(AIM OF THE EXERCISE):
Pictures stay out of your copy, but everything else in the records below must be repeated exactly.

(RECORDS FOR PROCESSING):
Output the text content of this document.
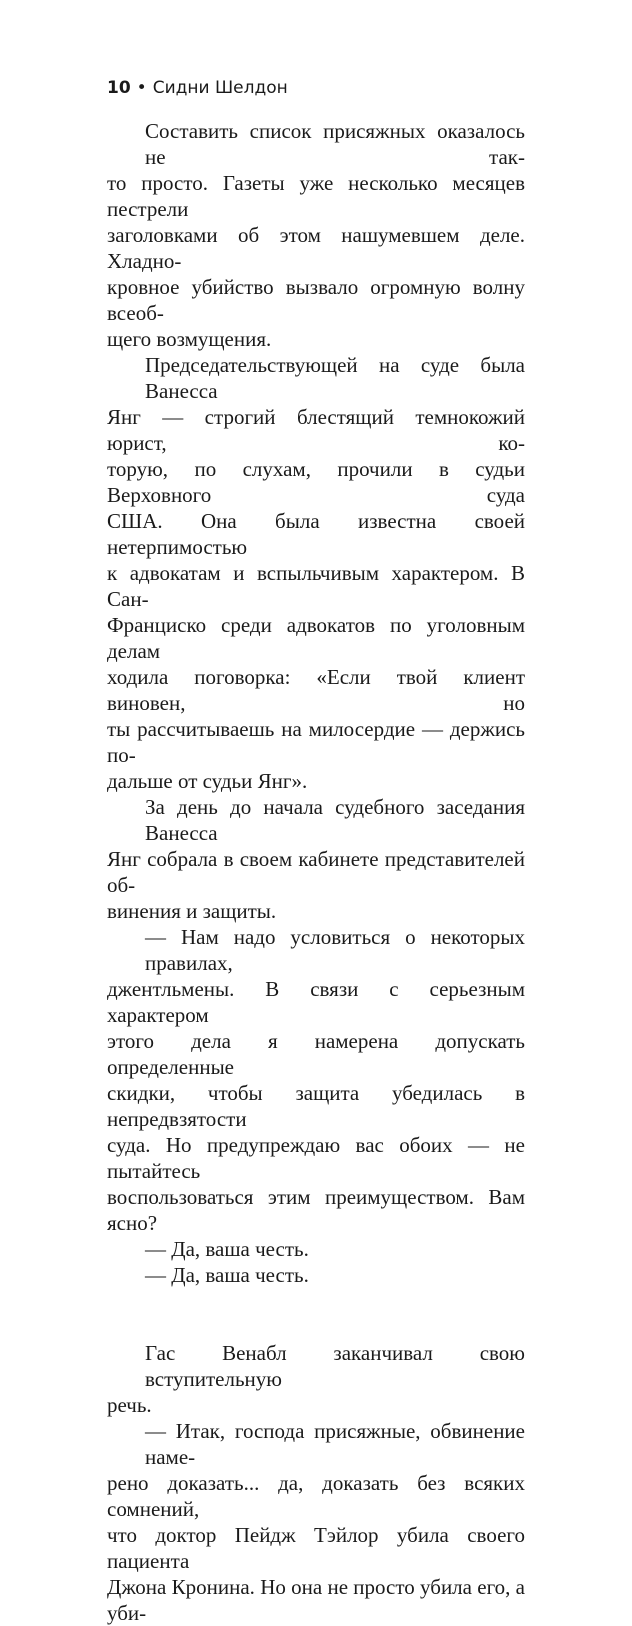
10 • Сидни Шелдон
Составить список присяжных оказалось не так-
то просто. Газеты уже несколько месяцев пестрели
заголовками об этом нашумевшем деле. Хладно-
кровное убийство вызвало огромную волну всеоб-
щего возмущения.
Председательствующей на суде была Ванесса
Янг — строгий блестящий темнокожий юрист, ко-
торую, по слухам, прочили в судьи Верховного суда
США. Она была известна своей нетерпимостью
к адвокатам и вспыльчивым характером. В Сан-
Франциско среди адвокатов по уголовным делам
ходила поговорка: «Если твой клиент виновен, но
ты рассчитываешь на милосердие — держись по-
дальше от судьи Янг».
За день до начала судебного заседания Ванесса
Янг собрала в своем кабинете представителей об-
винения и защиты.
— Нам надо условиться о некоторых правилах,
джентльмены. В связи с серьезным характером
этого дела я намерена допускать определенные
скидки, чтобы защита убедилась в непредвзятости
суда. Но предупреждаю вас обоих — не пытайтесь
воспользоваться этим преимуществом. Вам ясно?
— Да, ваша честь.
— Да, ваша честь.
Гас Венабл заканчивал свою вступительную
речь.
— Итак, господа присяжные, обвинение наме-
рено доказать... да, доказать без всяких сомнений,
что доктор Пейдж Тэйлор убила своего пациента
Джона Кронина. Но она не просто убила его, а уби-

(RESULT OF THIS EXERCISE):
Output the text content of this document.
10 • Сидни Шелдон
Составить список присяжных оказалось не так-
то просто. Газеты уже несколько месяцев пестрели
заголовками об этом нашумевшем деле. Хладно-
кровное убийство вызвало огромную волну всеоб-
щего возмущения.
Председательствующей на суде была Ванесса
Янг — строгий блестящий темнокожий юрист, ко-
торую, по слухам, прочили в судьи Верховного суда
США. Она была известна своей нетерпимостью
к адвокатам и вспыльчивым характером. В Сан-
Франциско среди адвокатов по уголовным делам
ходила поговорка: «Если твой клиент виновен, но
ты рассчитываешь на милосердие — держись по-
дальше от судьи Янг».
За день до начала судебного заседания Ванесса
Янг собрала в своем кабинете представителей об-
винения и защиты.
— Нам надо условиться о некоторых правилах,
джентльмены. В связи с серьезным характером
этого дела я намерена допускать определенные
скидки, чтобы защита убедилась в непредвзятости
суда. Но предупреждаю вас обоих — не пытайтесь
воспользоваться этим преимуществом. Вам ясно?
— Да, ваша честь.
— Да, ваша честь.
Гас Венабл заканчивал свою вступительную
речь.
— Итак, господа присяжные, обвинение наме-
рено доказать... да, доказать без всяких сомнений,
что доктор Пейдж Тэйлор убила своего пациента
Джона Кронина. Но она не просто убила его, а уби-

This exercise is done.